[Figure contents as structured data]
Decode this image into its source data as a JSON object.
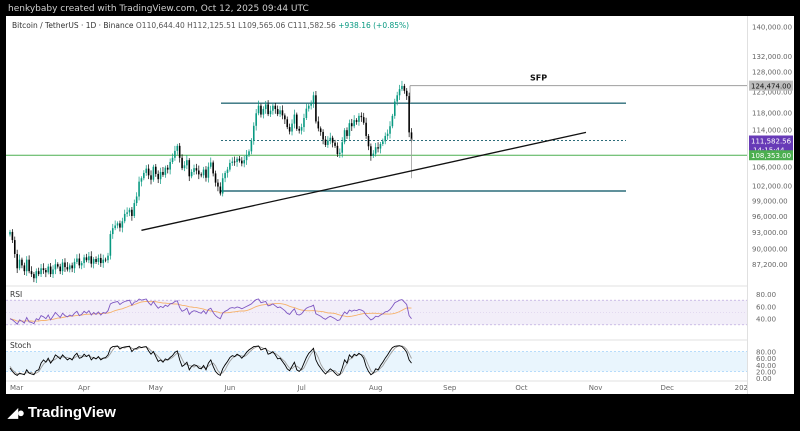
{
  "credit": "henkybaby created with TradingView.com, Oct 12, 2025 09:44 UTC",
  "legend": {
    "symbol": "Bitcoin / TetherUS · 1D · Binance",
    "o": "O110,644.40",
    "h": "H112,125.51",
    "l": "L109,565.06",
    "c": "C111,582.56",
    "chg": "+938.16 (+0.85%)"
  },
  "brand": "TradingView",
  "brand_icon": "tradingview-logo-icon",
  "colors": {
    "up": "#089981",
    "down": "#000000",
    "level": "#2c6d7a",
    "green_line": "#4caf50",
    "rsi": "#7e57c2",
    "rsi_ma": "#f6b26b",
    "stoch_k": "#000000",
    "stoch_d": "#9e9e9e",
    "price_label": "#673ab7"
  },
  "chart_data": {
    "type": "candlestick",
    "title": "Bitcoin / TetherUS · 1D · Binance",
    "ylim": [
      84000,
      143000
    ],
    "y_ticks": [
      "140,000.00",
      "132,000.00",
      "128,000.00",
      "123,000.00",
      "118,000.00",
      "114,000.00",
      "110,000.00",
      "106,000.00",
      "102,000.00",
      "99,000.00",
      "96,000.00",
      "93,000.00",
      "90,000.00",
      "87,200.00"
    ],
    "x_ticks": [
      "Mar",
      "Apr",
      "May",
      "Jun",
      "Jul",
      "Aug",
      "Sep",
      "Oct",
      "Nov",
      "Dec",
      "202"
    ],
    "closes": [
      93000,
      91500,
      89000,
      86500,
      88000,
      87000,
      86000,
      88000,
      86000,
      85500,
      84800,
      86000,
      85500,
      86500,
      86200,
      85800,
      86800,
      85500,
      86300,
      87200,
      86800,
      86000,
      87500,
      86700,
      86300,
      87000,
      86500,
      87600,
      88200,
      87000,
      87400,
      88400,
      87900,
      88600,
      87300,
      88100,
      87600,
      88300,
      87400,
      88000,
      87900,
      88700,
      92600,
      93700,
      94200,
      94600,
      93800,
      95000,
      96400,
      96700,
      97200,
      96000,
      98500,
      99800,
      102800,
      103500,
      104600,
      105500,
      104100,
      103200,
      105900,
      104400,
      103300,
      104800,
      104200,
      105700,
      105300,
      106900,
      107800,
      109300,
      110400,
      107800,
      105600,
      106200,
      107300,
      103900,
      104800,
      105600,
      105100,
      104300,
      104100,
      105300,
      103600,
      105900,
      106800,
      104500,
      102600,
      101800,
      100400,
      103500,
      104600,
      105300,
      106700,
      107000,
      106900,
      107600,
      107200,
      106600,
      107300,
      108400,
      109200,
      111500,
      114900,
      117800,
      119600,
      117500,
      118800,
      119900,
      117600,
      118400,
      119600,
      118800,
      117600,
      118500,
      117300,
      116400,
      114600,
      113600,
      115400,
      117500,
      114200,
      113800,
      114600,
      116700,
      118900,
      119600,
      120200,
      122100,
      115900,
      114300,
      113500,
      111800,
      110600,
      111600,
      112200,
      111100,
      110400,
      108600,
      108900,
      111200,
      113900,
      112600,
      115500,
      114800,
      116200,
      115800,
      117200,
      116900,
      115600,
      112600,
      110300,
      108200,
      108700,
      110100,
      109800,
      110800,
      111400,
      112600,
      113100,
      114800,
      117200,
      120600,
      122100,
      123600,
      124400,
      123200,
      121900,
      113400,
      111580
    ],
    "candle_start_date": "2025-03-01",
    "candle_interval": "1D",
    "annotations": [
      {
        "label": "SFP",
        "value": 125800
      },
      {
        "label": "124,474.00",
        "value": 124474
      },
      {
        "label": "111,582.56",
        "value": 111582.56
      },
      {
        "label": "14:15:44"
      },
      {
        "label": "108,353.00",
        "value": 108353
      }
    ],
    "levels": [
      {
        "name": "range-top",
        "value": 120200
      },
      {
        "name": "mid-dotted",
        "value": 111582
      },
      {
        "name": "support-green",
        "value": 108353
      },
      {
        "name": "range-bottom",
        "value": 100900
      },
      {
        "name": "swing-high",
        "value": 124474
      }
    ],
    "trendline": [
      {
        "date": "2025-04-25",
        "value": 93300
      },
      {
        "date": "2025-10-28",
        "value": 113400
      }
    ],
    "rsi": {
      "label": "RSI",
      "y_ticks": [
        "80.00",
        "60.00",
        "40.00"
      ],
      "ylim": [
        20,
        85
      ],
      "values": [
        40,
        38,
        35,
        31,
        38,
        36,
        33,
        42,
        35,
        34,
        32,
        40,
        38,
        45,
        43,
        40,
        46,
        38,
        44,
        50,
        46,
        42,
        49,
        45,
        43,
        46,
        44,
        49,
        52,
        45,
        47,
        52,
        49,
        53,
        46,
        50,
        47,
        51,
        46,
        50,
        49,
        53,
        64,
        66,
        67,
        68,
        63,
        66,
        68,
        69,
        70,
        62,
        67,
        68,
        72,
        70,
        71,
        72,
        66,
        62,
        68,
        62,
        57,
        60,
        58,
        62,
        60,
        64,
        65,
        68,
        69,
        58,
        52,
        54,
        57,
        47,
        51,
        53,
        52,
        50,
        49,
        53,
        48,
        55,
        57,
        50,
        45,
        42,
        40,
        49,
        52,
        54,
        57,
        58,
        57,
        59,
        58,
        56,
        58,
        60,
        62,
        64,
        68,
        71,
        72,
        66,
        67,
        68,
        61,
        62,
        64,
        61,
        58,
        59,
        56,
        53,
        49,
        47,
        52,
        56,
        47,
        46,
        48,
        53,
        57,
        59,
        60,
        62,
        48,
        46,
        44,
        41,
        39,
        42,
        44,
        42,
        40,
        37,
        38,
        45,
        51,
        48,
        54,
        52,
        54,
        53,
        55,
        54,
        52,
        46,
        42,
        38,
        40,
        44,
        43,
        46,
        48,
        51,
        52,
        55,
        60,
        66,
        68,
        70,
        71,
        67,
        63,
        45,
        40
      ]
    },
    "stoch": {
      "label": "Stoch",
      "y_ticks": [
        "80.00",
        "60.00",
        "40.00",
        "20.00",
        "0.00"
      ],
      "ylim": [
        0,
        100
      ],
      "k": [
        30,
        20,
        12,
        8,
        15,
        12,
        10,
        25,
        15,
        12,
        10,
        22,
        25,
        45,
        55,
        48,
        60,
        45,
        55,
        70,
        65,
        58,
        70,
        62,
        55,
        60,
        55,
        68,
        75,
        60,
        62,
        72,
        65,
        70,
        55,
        62,
        58,
        65,
        55,
        60,
        62,
        70,
        90,
        95,
        96,
        97,
        88,
        92,
        94,
        95,
        96,
        80,
        88,
        90,
        95,
        92,
        94,
        95,
        82,
        72,
        80,
        65,
        50,
        55,
        48,
        58,
        55,
        62,
        68,
        78,
        82,
        55,
        35,
        40,
        48,
        25,
        35,
        40,
        38,
        30,
        28,
        38,
        25,
        45,
        55,
        35,
        20,
        12,
        8,
        28,
        40,
        50,
        62,
        68,
        65,
        72,
        68,
        60,
        68,
        78,
        85,
        90,
        95,
        96,
        97,
        85,
        88,
        90,
        72,
        75,
        80,
        70,
        58,
        60,
        50,
        40,
        28,
        22,
        35,
        48,
        25,
        20,
        28,
        45,
        62,
        75,
        82,
        90,
        55,
        40,
        30,
        20,
        12,
        20,
        28,
        22,
        15,
        8,
        10,
        30,
        55,
        45,
        70,
        62,
        72,
        68,
        75,
        70,
        60,
        35,
        20,
        10,
        15,
        28,
        25,
        38,
        48,
        60,
        70,
        82,
        92,
        96,
        97,
        98,
        95,
        88,
        78,
        55,
        45
      ],
      "d": [
        35,
        25,
        18,
        12,
        12,
        12,
        12,
        16,
        16,
        17,
        12,
        15,
        19,
        31,
        42,
        49,
        54,
        51,
        53,
        57,
        63,
        64,
        64,
        63,
        62,
        59,
        57,
        61,
        66,
        68,
        66,
        65,
        66,
        69,
        63,
        62,
        58,
        62,
        59,
        60,
        59,
        64,
        74,
        85,
        94,
        96,
        94,
        92,
        91,
        94,
        95,
        90,
        88,
        86,
        91,
        92,
        94,
        94,
        90,
        83,
        78,
        72,
        65,
        57,
        51,
        54,
        54,
        58,
        62,
        69,
        76,
        72,
        57,
        43,
        41,
        38,
        36,
        33,
        38,
        36,
        32,
        32,
        30,
        36,
        42,
        45,
        37,
        22,
        13,
        16,
        25,
        39,
        51,
        60,
        65,
        68,
        68,
        67,
        65,
        69,
        77,
        84,
        90,
        94,
        96,
        93,
        90,
        88,
        83,
        79,
        76,
        75,
        69,
        63,
        56,
        50,
        39,
        30,
        28,
        35,
        36,
        31,
        24,
        31,
        45,
        61,
        73,
        82,
        76,
        62,
        42,
        30,
        21,
        17,
        20,
        23,
        22,
        15,
        11,
        16,
        32,
        43,
        57,
        59,
        68,
        67,
        72,
        71,
        68,
        55,
        38,
        22,
        15,
        18,
        23,
        30,
        37,
        49,
        59,
        71,
        81,
        90,
        95,
        97,
        97,
        94,
        87,
        74,
        59
      ]
    }
  }
}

__EXERCISE GOAL__
All lines above containing the string "name" are to be collected.

__EXPECTED ANSWER__
        "name": "range-top",
        "name": "mid-dotted",
        "name": "support-green",
        "name": "range-bottom",
        "name": "swing-high",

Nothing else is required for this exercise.